▶ **What to produce**
Starting at the first row and stopping after the line containing "heatmap-cell-d — [112, 388, 120, 394]", change "UI" to "interface". Reproduce only those lines, with everything else left intact.

(Entries taken from a collection)
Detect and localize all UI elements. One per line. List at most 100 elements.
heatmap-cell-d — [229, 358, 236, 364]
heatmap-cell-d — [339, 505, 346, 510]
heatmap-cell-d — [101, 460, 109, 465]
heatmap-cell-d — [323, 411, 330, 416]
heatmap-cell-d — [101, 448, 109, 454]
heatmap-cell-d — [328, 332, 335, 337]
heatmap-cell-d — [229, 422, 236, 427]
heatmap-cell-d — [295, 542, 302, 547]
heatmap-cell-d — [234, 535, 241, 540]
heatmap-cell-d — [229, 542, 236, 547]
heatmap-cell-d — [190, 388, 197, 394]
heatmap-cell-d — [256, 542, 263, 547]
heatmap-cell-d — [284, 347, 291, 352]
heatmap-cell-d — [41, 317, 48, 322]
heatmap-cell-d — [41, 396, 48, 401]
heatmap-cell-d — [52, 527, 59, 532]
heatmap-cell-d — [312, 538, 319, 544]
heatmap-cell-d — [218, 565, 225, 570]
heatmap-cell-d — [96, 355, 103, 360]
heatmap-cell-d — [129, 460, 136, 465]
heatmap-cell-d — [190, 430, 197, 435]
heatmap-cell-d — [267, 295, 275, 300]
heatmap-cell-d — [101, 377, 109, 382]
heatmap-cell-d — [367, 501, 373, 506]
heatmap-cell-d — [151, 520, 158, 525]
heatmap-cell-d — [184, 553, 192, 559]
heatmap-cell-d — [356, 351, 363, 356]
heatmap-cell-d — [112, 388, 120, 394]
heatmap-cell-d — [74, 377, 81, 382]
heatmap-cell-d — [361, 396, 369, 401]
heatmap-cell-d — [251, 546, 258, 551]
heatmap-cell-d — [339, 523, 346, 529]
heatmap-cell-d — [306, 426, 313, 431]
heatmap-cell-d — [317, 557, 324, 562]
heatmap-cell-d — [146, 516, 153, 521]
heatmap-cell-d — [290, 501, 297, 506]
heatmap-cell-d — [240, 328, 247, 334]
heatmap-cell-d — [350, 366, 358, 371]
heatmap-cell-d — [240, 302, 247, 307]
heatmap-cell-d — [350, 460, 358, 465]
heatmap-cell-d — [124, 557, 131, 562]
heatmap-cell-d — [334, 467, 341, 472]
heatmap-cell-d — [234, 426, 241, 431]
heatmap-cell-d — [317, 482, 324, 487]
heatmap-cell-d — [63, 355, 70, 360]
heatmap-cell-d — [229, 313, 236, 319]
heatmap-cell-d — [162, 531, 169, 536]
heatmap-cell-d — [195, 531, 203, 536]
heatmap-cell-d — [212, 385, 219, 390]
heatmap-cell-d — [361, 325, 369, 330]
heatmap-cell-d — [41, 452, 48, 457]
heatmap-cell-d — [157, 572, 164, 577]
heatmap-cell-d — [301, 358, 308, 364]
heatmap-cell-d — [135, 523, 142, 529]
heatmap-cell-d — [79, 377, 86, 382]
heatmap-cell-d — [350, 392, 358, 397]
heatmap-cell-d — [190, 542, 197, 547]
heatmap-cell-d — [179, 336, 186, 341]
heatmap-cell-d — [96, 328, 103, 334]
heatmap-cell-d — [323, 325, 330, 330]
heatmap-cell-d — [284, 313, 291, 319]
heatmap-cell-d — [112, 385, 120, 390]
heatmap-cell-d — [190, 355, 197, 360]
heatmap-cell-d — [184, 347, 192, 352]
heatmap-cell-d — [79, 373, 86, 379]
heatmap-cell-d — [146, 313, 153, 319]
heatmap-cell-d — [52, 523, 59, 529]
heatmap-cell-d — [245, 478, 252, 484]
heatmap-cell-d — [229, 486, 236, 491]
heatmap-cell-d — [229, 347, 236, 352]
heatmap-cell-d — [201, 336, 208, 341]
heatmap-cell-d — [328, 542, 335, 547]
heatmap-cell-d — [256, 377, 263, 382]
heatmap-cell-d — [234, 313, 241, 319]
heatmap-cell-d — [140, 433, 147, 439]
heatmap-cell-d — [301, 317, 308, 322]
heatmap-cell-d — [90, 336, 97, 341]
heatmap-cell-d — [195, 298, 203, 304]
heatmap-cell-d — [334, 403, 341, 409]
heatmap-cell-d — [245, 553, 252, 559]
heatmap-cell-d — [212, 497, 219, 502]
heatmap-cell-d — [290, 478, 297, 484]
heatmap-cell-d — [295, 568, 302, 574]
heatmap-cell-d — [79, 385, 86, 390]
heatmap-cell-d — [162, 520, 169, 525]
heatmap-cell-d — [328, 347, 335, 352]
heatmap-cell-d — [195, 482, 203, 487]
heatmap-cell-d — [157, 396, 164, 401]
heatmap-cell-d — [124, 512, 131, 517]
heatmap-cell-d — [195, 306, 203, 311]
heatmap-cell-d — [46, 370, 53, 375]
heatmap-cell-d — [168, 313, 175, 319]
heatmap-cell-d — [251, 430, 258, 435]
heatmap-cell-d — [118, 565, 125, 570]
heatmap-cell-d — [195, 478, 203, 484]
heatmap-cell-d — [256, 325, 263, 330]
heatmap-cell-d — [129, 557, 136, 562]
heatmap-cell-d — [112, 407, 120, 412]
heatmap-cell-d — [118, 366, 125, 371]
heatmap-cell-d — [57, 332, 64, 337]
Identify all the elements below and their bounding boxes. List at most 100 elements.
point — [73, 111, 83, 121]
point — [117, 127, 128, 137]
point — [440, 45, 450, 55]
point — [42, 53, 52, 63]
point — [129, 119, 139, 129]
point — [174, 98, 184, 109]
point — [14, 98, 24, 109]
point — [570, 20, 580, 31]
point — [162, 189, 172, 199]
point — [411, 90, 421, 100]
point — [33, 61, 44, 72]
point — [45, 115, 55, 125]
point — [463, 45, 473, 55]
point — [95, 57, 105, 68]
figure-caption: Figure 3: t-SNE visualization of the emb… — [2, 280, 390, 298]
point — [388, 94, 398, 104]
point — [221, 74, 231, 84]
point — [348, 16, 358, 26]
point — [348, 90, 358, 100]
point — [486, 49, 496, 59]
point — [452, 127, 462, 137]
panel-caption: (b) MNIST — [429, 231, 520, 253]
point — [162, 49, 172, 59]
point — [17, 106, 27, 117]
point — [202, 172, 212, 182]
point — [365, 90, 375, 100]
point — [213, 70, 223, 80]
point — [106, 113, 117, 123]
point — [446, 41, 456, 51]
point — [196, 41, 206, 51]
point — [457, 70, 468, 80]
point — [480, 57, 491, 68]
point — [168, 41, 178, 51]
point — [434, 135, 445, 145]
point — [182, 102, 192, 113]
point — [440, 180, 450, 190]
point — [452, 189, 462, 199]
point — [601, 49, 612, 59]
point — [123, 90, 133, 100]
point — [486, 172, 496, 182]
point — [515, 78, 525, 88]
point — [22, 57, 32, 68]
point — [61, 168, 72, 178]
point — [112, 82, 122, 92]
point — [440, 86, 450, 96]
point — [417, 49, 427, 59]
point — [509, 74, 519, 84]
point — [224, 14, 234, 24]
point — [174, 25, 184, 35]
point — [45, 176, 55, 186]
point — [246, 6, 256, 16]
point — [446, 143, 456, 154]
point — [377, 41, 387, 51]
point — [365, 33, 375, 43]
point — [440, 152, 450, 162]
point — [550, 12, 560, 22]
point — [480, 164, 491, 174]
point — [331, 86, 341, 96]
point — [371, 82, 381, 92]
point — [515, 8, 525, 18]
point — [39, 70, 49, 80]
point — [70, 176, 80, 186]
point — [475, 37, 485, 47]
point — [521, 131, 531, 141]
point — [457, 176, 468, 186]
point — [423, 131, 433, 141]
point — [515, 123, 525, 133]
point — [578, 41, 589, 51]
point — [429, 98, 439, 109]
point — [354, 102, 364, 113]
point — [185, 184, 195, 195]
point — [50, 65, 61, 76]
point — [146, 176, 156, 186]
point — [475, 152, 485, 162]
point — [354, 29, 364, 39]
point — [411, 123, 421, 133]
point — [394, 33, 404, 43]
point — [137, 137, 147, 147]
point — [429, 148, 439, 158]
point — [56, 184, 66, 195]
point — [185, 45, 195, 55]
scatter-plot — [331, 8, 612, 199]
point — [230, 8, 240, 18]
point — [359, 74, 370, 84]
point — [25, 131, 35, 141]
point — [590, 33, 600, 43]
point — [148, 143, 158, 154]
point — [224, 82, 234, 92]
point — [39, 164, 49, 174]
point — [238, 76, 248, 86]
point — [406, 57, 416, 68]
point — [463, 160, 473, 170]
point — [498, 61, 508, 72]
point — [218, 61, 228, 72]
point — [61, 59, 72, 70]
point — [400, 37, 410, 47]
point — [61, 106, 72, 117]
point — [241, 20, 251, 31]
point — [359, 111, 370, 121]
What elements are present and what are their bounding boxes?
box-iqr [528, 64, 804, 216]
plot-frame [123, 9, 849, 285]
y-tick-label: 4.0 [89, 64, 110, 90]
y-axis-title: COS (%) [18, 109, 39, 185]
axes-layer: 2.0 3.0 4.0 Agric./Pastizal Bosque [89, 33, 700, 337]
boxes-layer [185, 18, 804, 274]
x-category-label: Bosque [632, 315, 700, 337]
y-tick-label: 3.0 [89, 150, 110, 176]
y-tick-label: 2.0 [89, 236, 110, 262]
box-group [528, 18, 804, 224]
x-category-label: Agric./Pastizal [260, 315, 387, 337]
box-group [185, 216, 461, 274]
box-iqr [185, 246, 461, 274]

▶ **The solution**
Detect and localize all interface elements. One per line. List at most 100 elements.
heatmap-cell-d — [229, 358, 236, 364]
heatmap-cell-d — [339, 505, 346, 510]
heatmap-cell-d — [101, 460, 109, 465]
heatmap-cell-d — [323, 411, 330, 416]
heatmap-cell-d — [101, 448, 109, 454]
heatmap-cell-d — [328, 332, 335, 337]
heatmap-cell-d — [229, 422, 236, 427]
heatmap-cell-d — [295, 542, 302, 547]
heatmap-cell-d — [234, 535, 241, 540]
heatmap-cell-d — [229, 542, 236, 547]
heatmap-cell-d — [190, 388, 197, 394]
heatmap-cell-d — [256, 542, 263, 547]
heatmap-cell-d — [284, 347, 291, 352]
heatmap-cell-d — [41, 317, 48, 322]
heatmap-cell-d — [41, 396, 48, 401]
heatmap-cell-d — [52, 527, 59, 532]
heatmap-cell-d — [312, 538, 319, 544]
heatmap-cell-d — [218, 565, 225, 570]
heatmap-cell-d — [96, 355, 103, 360]
heatmap-cell-d — [129, 460, 136, 465]
heatmap-cell-d — [190, 430, 197, 435]
heatmap-cell-d — [267, 295, 275, 300]
heatmap-cell-d — [101, 377, 109, 382]
heatmap-cell-d — [367, 501, 373, 506]
heatmap-cell-d — [151, 520, 158, 525]
heatmap-cell-d — [184, 553, 192, 559]
heatmap-cell-d — [356, 351, 363, 356]
heatmap-cell-d — [112, 388, 120, 394]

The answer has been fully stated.